• WHAT IS NEEDED: Restate word for word the lines from the one containing "Serialize everything readable" through the end of the listing below, with both ends included.

** start SOURCE DATA **

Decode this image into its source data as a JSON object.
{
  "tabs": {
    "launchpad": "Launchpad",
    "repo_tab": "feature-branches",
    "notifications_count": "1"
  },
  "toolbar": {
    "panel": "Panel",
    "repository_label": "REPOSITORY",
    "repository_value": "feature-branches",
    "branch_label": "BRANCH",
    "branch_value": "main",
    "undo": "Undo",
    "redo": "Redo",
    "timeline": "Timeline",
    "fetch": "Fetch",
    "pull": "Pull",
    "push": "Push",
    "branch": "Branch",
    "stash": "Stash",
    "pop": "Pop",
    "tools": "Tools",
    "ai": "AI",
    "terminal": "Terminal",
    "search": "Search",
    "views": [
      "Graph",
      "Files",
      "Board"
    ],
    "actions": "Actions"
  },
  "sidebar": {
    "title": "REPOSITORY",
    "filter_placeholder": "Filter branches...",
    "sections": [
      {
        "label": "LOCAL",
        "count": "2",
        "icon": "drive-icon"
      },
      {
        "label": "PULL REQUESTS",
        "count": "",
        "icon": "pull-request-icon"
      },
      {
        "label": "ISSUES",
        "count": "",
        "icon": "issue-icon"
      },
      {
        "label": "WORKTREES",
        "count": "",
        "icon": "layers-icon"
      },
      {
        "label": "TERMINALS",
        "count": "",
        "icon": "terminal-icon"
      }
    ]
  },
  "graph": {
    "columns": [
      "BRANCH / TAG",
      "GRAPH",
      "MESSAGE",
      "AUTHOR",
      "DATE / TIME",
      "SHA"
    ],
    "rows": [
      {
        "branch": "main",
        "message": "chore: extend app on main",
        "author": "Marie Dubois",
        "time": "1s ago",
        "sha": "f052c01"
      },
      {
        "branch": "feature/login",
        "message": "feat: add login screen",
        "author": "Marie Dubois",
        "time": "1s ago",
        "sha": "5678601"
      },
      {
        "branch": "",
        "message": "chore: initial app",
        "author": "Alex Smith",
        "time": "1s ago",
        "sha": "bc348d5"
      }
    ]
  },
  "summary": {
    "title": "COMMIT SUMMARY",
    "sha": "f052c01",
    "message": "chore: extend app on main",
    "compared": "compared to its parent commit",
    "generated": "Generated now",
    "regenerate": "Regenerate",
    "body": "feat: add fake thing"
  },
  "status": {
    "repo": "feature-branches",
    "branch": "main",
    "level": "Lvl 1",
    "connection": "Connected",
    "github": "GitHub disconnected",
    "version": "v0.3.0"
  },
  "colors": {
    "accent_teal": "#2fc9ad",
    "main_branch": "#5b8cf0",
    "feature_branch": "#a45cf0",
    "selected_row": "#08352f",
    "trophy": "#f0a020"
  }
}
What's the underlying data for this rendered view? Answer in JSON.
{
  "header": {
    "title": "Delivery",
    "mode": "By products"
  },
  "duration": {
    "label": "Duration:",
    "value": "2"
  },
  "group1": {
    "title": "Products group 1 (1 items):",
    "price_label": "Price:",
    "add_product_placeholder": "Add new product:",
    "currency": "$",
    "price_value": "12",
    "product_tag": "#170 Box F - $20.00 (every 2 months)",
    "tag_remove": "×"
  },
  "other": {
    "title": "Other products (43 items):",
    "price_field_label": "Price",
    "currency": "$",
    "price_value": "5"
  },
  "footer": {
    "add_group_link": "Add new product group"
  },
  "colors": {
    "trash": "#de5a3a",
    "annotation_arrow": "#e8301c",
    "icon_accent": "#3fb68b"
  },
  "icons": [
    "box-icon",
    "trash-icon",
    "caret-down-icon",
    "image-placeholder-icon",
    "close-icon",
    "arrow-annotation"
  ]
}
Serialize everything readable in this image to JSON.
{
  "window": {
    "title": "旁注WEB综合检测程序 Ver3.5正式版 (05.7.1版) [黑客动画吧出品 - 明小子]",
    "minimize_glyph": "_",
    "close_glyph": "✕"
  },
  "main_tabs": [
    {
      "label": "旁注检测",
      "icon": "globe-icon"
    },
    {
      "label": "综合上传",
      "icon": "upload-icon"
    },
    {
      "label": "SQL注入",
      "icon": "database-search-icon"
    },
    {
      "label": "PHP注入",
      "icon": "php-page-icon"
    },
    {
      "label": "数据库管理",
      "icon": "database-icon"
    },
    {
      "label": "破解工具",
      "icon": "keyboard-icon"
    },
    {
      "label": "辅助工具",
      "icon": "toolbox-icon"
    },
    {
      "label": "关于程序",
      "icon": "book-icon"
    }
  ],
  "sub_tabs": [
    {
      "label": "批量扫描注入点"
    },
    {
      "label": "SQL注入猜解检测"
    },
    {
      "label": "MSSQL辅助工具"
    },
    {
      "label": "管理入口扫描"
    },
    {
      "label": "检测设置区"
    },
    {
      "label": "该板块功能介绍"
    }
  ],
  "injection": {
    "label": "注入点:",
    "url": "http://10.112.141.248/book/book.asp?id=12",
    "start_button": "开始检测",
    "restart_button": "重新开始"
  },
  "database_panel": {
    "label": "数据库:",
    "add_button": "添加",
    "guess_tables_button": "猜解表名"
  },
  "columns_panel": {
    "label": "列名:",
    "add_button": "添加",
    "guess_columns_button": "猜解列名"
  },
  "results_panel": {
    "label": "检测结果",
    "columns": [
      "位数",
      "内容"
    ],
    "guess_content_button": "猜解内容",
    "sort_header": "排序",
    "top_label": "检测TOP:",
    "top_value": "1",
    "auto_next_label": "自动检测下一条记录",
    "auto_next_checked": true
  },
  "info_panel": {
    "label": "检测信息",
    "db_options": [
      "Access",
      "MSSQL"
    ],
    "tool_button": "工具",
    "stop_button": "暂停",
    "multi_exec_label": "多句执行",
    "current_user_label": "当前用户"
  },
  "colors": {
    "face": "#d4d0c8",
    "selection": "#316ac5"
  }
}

** end SOURCE DATA **

• WRITTEN SOLUTION:
Serialize everything readable in this image to JSON.
{
  "window": {
    "title": "旁注WEB综合检测程序 Ver3.5正式版 (05.7.1版) [黑客动画吧出品 - 明小子]",
    "minimize_glyph": "_",
    "close_glyph": "✕"
  },
  "main_tabs": [
    {
      "label": "旁注检测",
      "icon": "globe-icon"
    },
    {
      "label": "综合上传",
      "icon": "upload-icon"
    },
    {
      "label": "SQL注入",
      "icon": "database-search-icon"
    },
    {
      "label": "PHP注入",
      "icon": "php-page-icon"
    },
    {
      "label": "数据库管理",
      "icon": "database-icon"
    },
    {
      "label": "破解工具",
      "icon": "keyboard-icon"
    },
    {
      "label": "辅助工具",
      "icon": "toolbox-icon"
    },
    {
      "label": "关于程序",
      "icon": "book-icon"
    }
  ],
  "sub_tabs": [
    {
      "label": "批量扫描注入点"
    },
    {
      "label": "SQL注入猜解检测"
    },
    {
      "label": "MSSQL辅助工具"
    },
    {
      "label": "管理入口扫描"
    },
    {
      "label": "检测设置区"
    },
    {
      "label": "该板块功能介绍"
    }
  ],
  "injection": {
    "label": "注入点:",
    "url": "http://10.112.141.248/book/book.asp?id=12",
    "start_button": "开始检测",
    "restart_button": "重新开始"
  },
  "database_panel": {
    "label": "数据库:",
    "add_button": "添加",
    "guess_tables_button": "猜解表名"
  },
  "columns_panel": {
    "label": "列名:",
    "add_button": "添加",
    "guess_columns_button": "猜解列名"
  },
  "results_panel": {
    "label": "检测结果",
    "columns": [
      "位数",
      "内容"
    ],
    "guess_content_button": "猜解内容",
    "sort_header": "排序",
    "top_label": "检测TOP:",
    "top_value": "1",
    "auto_next_label": "自动检测下一条记录",
    "auto_next_checked": true
  },
  "info_panel": {
    "label": "检测信息",
    "db_options": [
      "Access",
      "MSSQL"
    ],
    "tool_button": "工具",
    "stop_button": "暂停",
    "multi_exec_label": "多句执行",
    "current_user_label": "当前用户"
  },
  "colors": {
    "face": "#d4d0c8",
    "selection": "#316ac5"
  }
}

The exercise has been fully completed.